▸ DAFTAR TUGAS:
a) Tuliskan ulang bagian kutipan teks dari "Hidup yang sama" sampai "ngelenong dan makan?!".
b) Tentukan apakah setiap pernyataan berikut sesuai dengan kutipan teks. Jawab ya atau tidak, lalu kutip kata-kata teks yang menentukan.
(i) Mi Semarang berada di parkiran gedung HS di Jl. Pancoran Timur.
(ii) Mi di tempat itu dimasak dengan kompor.
(iii) Penulis akhirnya menegur si mas yang memasak sambil menelepon.

▸ KUTIPAN TEKS:
------------------------------
Sutress bisa ditimbulkan dari kombinasi dari pekerjaan yang membosankan & melelahkan juga menyebalkan tapi sayangnya nggak bisa keluar dan nggak boleh nyerah, lalu ada ibu yang drama queen yang sibuuuk terus nyuruh anaknya nyari pacar gak penting dan himbauan itu disampaikan dengan sederetan kata-kata nyebelin, kemudian ada mantan yang di luar dugaan *padahal sudah ge er* ternyata memang mau balikan lagi tapi sama-sama nggak berani jadi berkesimpulan lebih baik begini saja, teruuuss ada lagi bad boy yang hts nggak puguh, selain itu seorang teman baik yang masih saja sedikit ‘meneror’.
Hidup yang sama sekali tidak berkualitas, tidak menghasilkan apapun yang berguna buat orang lain. Hidup yang cuma dipakai buat ngomel. Menyedihkan, ketika hidup yang seyogyanya bisa lebih bermanfaat ini, yang sebenarnya bisa dipakai untuk bersyukur bahwa, setidaknya… si cewek nggak penting ini masih bisa melampiaskan sutress dengan cara makan! Well, apalagi yang bisa menghibur cewek jomblo gak penting selain ngelenong dan makan?!
Yang jadi favorit baru adalah Mi Semarang di parkiran gedung HS di Jl. Pancoran Timur. Ada mi rebus, mi goreng, nasi goreng, mi bihun… dimasak ala Jawa, rasa manis pedes yang makin nendang dengan sedikit bau gosong arang akibat dimasak dengan tungku bukan kompor, membuat seluruh saraf perasa di otak bekerja dan reaksi kimia yang dihasilkan mampu meredakan detakan jantung yang kemudian membuat aliran darah sedikit tenang dan… otak juga bisa berpikir sedikit lebih jernih. Tapi, dasar sutress, ketika menunggu si mas membuat mi rebus pesananku, aku malah ketambahan napsu pengen ngomel, gara-garanya dia masak sambil teteleponan. Aduuuh… aku sebal! Teknologi yang bernama handphone / hp / mobile phone / telepon genggam / hengpong *sutralah…* benar-benar ‘mengikat’ semua orang, tidak peduli lagi bekerja, lagi masak mi rebus, lagi nyetir… kayanya… hidup sekarang tidak hidup tanpa si hengpong ini, uuugh… sebagai bukan maniak leleponan, aku sebal sekali sama orang yang sepertinya tidak bisa menunda telepon untuk melakukan pekerjaan yang utama, kecuali jika itu telepon memang telepon yang peeeeentiiiiing banget. Aku sudah berniat untuk menegur si mas-nya supaya dia mengerjakan pesananku dulu, baru setelah itu melanjutkan teleponnya, namun usaha jutekku ini terhenti sebelum aku membuka mulut ketika aku mendengar dengan siapa si mas ini berbicara. Entah pacar atau entah kecengan, yang jelas mereka berbicara mesra dan saling melempar rayuan gombale mukiyo.
------------------------------
▸ DATA:
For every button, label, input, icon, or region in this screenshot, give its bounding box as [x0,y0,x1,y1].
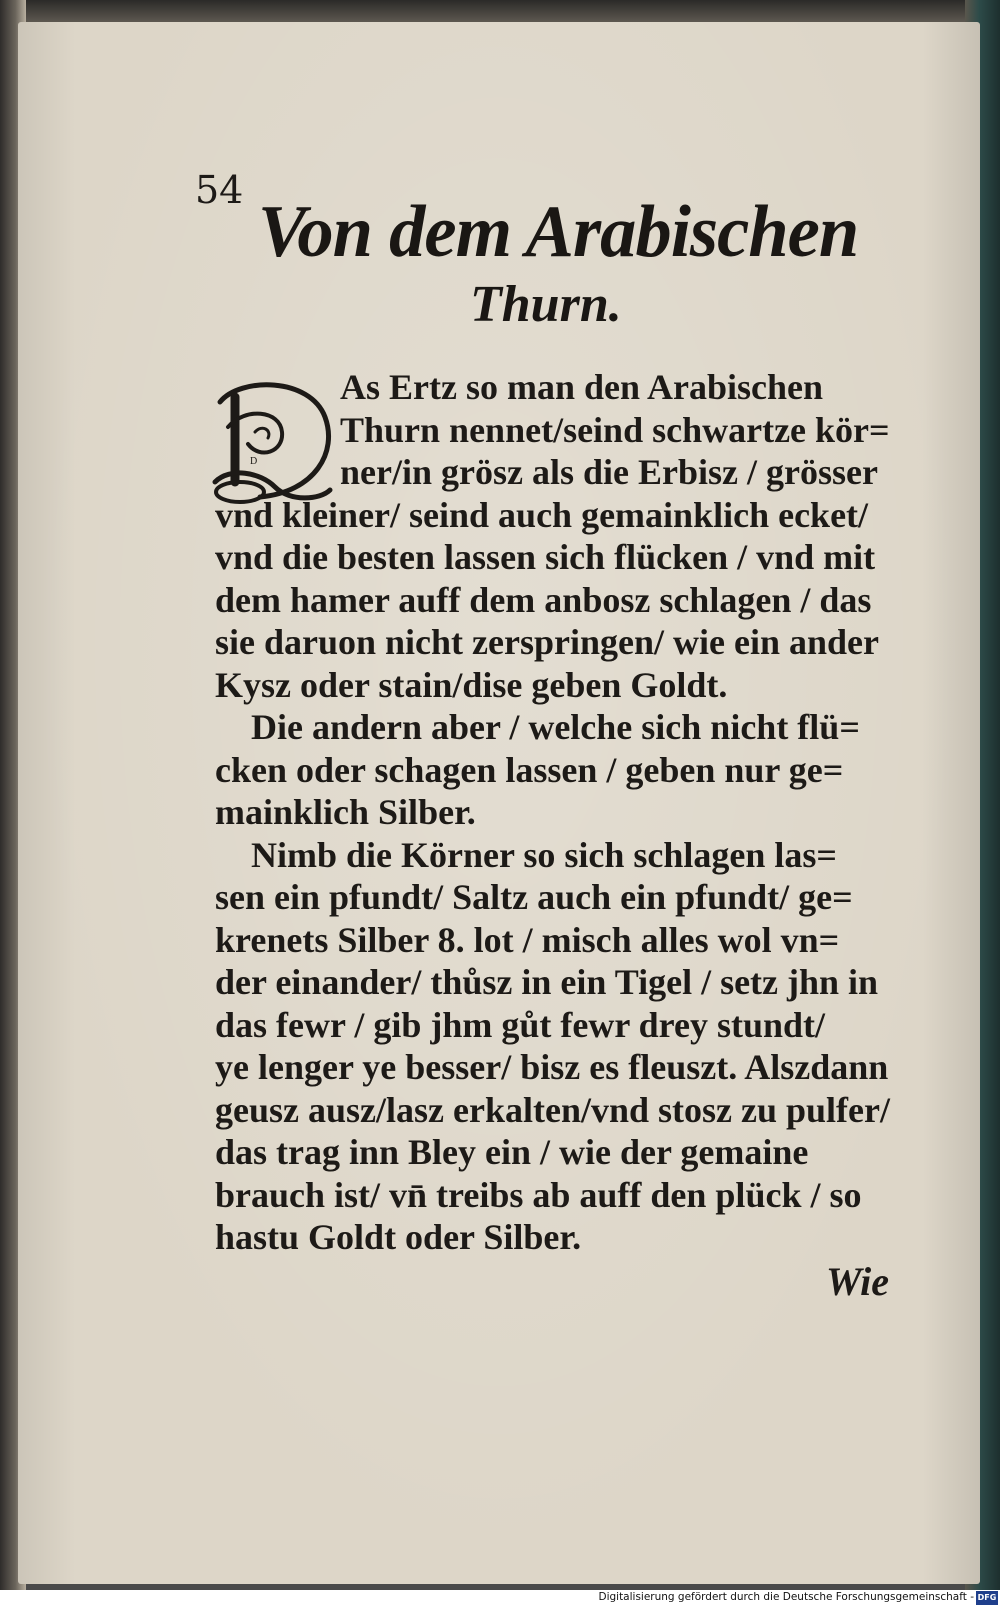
------------------------------
▸ PEMBAHASAN JAWABAN:
a)
Hidup yang sama sekali tidak berkualitas, tidak menghasilkan apapun yang berguna buat orang lain. Hidup yang cuma dipakai buat ngomel. Menyedihkan, ketika hidup yang seyogyanya bisa lebih bermanfaat ini, yang sebenarnya bisa dipakai untuk bersyukur bahwa, setidaknya… si cewek nggak penting ini masih bisa melampiaskan sutress dengan cara makan! Well, apalagi yang bisa menghibur cewek jomblo gak penting selain ngelenong dan makan?!

b)
(i) Ya: "Mi Semarang di parkiran gedung HS di Jl. Pancoran Timur"
(ii) Tidak: "dimasak dengan tungku bukan kompor"
(iii) Tidak: "usaha jutekku ini terhenti sebelum aku membuka mulut"